# start of DATA SHOWN

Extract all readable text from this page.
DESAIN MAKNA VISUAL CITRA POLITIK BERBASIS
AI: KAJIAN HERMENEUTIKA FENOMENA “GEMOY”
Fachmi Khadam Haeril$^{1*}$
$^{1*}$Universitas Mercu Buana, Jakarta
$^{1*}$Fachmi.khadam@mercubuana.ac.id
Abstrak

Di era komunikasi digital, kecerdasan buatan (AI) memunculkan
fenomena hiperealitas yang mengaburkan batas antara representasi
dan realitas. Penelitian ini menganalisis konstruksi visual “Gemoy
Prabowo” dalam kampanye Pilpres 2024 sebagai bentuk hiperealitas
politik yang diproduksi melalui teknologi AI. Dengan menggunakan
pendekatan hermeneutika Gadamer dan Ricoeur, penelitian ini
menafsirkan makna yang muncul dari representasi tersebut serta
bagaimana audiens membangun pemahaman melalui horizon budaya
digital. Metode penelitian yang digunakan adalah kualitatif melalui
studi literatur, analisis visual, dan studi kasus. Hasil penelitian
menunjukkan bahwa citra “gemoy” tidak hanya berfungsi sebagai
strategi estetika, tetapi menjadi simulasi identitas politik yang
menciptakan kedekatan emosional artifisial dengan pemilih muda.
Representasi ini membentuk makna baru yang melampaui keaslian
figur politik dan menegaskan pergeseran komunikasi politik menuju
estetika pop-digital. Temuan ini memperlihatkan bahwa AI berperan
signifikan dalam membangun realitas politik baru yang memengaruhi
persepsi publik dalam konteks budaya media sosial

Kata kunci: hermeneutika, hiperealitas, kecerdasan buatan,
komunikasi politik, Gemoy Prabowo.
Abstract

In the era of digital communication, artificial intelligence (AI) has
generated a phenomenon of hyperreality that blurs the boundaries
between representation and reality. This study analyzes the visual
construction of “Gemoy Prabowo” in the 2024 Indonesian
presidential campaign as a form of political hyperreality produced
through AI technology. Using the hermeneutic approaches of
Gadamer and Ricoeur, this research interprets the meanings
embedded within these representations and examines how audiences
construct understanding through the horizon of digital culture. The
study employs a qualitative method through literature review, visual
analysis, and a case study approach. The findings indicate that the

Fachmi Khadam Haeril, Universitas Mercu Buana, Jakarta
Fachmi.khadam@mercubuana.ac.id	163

# end of DATA SHOWN

• [PROBLEM STATEMENT] Leave out every line without the string "estetika" and copy the rest.

• [OUTPUT FOR THIS TASK]
strategi estetika, tetapi menjadi simulasi identitas politik yang
estetika pop-digital. Temuan ini memperlihatkan bahwa AI berperan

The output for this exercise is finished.